STATED PROBLEM:
Among the lines below, list those containing the string "star".

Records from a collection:
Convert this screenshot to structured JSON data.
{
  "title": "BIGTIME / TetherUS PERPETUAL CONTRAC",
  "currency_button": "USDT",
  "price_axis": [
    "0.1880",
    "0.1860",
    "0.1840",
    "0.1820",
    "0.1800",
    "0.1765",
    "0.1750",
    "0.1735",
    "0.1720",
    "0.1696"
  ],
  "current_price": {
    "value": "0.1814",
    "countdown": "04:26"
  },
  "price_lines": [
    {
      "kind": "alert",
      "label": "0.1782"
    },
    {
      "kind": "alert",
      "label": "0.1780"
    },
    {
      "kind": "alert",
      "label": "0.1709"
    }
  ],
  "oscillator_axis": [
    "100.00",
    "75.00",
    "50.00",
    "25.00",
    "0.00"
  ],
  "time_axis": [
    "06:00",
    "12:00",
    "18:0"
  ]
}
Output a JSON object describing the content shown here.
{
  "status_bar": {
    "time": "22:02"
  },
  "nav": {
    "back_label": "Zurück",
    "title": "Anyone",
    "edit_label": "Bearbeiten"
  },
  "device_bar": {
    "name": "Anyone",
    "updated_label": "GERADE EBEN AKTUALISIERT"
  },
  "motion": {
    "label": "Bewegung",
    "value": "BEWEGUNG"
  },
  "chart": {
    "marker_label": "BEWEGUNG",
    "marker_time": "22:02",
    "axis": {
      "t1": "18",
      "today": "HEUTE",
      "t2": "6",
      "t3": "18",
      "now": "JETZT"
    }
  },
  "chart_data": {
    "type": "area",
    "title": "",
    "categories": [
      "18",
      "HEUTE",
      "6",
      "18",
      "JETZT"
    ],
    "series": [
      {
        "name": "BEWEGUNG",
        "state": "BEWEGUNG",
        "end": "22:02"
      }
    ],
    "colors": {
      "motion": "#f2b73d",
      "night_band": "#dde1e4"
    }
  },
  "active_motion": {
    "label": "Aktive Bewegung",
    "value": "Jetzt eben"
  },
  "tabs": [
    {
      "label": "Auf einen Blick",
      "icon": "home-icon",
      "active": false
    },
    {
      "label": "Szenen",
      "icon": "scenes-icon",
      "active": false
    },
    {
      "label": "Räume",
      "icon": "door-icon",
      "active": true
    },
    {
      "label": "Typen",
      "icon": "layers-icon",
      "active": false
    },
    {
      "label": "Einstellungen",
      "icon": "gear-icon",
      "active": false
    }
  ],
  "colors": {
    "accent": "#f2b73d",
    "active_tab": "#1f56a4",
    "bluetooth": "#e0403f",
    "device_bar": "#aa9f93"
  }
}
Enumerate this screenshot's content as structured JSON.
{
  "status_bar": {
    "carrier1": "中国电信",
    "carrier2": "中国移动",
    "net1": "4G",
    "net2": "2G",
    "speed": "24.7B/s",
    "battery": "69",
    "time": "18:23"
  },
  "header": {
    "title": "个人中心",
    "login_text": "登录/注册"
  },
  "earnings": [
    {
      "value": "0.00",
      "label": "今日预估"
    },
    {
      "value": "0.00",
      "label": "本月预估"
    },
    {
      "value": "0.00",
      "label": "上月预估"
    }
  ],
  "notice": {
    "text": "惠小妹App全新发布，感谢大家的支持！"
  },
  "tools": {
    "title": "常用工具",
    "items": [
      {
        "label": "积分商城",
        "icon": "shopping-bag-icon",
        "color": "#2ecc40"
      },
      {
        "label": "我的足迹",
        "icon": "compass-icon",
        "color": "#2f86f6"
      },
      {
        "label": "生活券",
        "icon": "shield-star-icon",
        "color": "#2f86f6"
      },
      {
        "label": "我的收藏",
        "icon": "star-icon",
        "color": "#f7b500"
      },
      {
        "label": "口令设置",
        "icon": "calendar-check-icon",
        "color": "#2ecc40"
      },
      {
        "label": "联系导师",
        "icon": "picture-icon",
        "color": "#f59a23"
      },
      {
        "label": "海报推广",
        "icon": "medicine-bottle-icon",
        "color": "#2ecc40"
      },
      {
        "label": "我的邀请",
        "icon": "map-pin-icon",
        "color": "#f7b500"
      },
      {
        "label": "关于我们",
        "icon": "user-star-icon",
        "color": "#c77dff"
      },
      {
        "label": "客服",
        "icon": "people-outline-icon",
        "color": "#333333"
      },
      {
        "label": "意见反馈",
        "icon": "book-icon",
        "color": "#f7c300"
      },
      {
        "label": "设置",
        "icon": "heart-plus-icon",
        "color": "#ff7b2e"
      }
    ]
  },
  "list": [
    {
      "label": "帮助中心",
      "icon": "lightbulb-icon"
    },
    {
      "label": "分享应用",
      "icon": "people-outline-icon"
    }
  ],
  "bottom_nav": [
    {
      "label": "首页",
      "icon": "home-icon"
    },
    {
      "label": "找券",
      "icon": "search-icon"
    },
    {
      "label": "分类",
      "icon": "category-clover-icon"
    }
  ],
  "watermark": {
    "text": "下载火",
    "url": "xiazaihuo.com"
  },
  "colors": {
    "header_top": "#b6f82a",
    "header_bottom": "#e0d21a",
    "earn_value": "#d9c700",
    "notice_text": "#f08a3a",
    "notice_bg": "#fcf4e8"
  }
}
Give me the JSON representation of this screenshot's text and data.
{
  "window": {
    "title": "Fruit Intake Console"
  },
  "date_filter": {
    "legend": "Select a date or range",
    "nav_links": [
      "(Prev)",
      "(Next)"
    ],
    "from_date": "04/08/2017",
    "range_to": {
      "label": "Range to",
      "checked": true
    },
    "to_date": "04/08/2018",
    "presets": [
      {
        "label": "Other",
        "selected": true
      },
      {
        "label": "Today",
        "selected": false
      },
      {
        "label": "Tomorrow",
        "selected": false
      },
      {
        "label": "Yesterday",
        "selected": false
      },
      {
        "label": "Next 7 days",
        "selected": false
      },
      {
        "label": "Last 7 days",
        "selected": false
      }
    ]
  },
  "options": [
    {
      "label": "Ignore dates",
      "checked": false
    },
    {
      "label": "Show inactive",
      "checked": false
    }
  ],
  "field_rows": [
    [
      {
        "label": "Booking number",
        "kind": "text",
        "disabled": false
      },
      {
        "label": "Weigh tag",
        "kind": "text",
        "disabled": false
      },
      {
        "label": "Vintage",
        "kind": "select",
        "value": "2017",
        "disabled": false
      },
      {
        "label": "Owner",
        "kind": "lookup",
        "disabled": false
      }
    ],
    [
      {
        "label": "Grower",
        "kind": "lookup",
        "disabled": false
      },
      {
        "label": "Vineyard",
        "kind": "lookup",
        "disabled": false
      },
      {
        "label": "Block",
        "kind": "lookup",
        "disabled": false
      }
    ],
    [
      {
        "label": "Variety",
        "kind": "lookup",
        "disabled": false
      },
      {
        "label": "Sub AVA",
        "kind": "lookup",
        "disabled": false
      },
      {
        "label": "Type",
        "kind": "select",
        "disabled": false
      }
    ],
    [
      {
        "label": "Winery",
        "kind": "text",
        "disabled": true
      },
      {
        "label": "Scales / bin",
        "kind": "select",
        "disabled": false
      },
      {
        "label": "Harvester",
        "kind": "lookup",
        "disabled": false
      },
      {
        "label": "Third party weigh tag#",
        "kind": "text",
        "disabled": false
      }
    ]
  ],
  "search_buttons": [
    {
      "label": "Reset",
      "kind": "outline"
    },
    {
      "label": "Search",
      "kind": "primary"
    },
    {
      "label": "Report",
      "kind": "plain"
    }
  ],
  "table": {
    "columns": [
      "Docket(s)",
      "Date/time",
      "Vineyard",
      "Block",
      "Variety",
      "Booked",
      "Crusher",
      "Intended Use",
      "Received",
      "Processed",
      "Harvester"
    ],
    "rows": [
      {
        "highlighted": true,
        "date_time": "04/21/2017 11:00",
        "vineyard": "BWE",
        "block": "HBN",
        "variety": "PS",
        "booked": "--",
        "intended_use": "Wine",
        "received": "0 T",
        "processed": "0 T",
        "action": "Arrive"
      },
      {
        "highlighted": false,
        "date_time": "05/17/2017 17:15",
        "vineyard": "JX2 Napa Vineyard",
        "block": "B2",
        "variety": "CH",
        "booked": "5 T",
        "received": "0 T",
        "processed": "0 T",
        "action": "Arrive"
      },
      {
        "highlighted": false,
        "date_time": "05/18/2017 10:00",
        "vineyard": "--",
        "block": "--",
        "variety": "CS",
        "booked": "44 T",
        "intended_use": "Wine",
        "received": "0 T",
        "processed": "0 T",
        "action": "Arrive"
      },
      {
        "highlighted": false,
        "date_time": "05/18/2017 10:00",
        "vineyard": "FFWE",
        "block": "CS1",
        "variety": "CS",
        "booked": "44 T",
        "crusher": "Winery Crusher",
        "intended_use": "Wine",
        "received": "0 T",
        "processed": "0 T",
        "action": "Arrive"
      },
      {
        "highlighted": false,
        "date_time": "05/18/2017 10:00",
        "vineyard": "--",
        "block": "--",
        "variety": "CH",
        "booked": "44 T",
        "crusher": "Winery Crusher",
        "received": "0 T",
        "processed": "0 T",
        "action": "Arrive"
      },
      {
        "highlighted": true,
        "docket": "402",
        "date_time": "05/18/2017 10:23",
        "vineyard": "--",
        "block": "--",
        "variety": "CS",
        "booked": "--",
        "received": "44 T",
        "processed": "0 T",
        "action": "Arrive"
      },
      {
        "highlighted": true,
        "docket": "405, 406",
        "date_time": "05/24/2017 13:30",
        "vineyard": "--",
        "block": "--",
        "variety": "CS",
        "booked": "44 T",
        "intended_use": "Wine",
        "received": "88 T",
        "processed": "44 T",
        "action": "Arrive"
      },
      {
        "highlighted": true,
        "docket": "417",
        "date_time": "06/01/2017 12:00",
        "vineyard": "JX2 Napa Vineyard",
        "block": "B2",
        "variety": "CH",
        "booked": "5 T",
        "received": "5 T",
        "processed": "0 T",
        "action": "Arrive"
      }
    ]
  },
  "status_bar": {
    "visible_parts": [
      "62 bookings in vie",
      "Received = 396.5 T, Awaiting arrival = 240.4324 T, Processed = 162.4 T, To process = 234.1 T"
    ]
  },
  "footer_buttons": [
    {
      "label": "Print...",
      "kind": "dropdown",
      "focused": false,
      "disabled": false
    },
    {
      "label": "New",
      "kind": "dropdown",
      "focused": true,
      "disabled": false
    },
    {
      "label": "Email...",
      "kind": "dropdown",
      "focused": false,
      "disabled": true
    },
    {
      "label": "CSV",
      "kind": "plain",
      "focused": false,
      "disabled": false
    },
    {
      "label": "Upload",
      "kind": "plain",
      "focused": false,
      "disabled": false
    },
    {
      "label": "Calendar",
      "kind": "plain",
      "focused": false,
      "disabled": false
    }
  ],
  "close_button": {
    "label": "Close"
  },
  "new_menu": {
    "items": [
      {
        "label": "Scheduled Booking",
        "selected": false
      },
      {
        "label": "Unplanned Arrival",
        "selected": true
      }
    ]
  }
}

ANSWER FOR THE TASK:
        "icon": "shield-star-icon",
        "icon": "star-icon",
        "icon": "user-star-icon",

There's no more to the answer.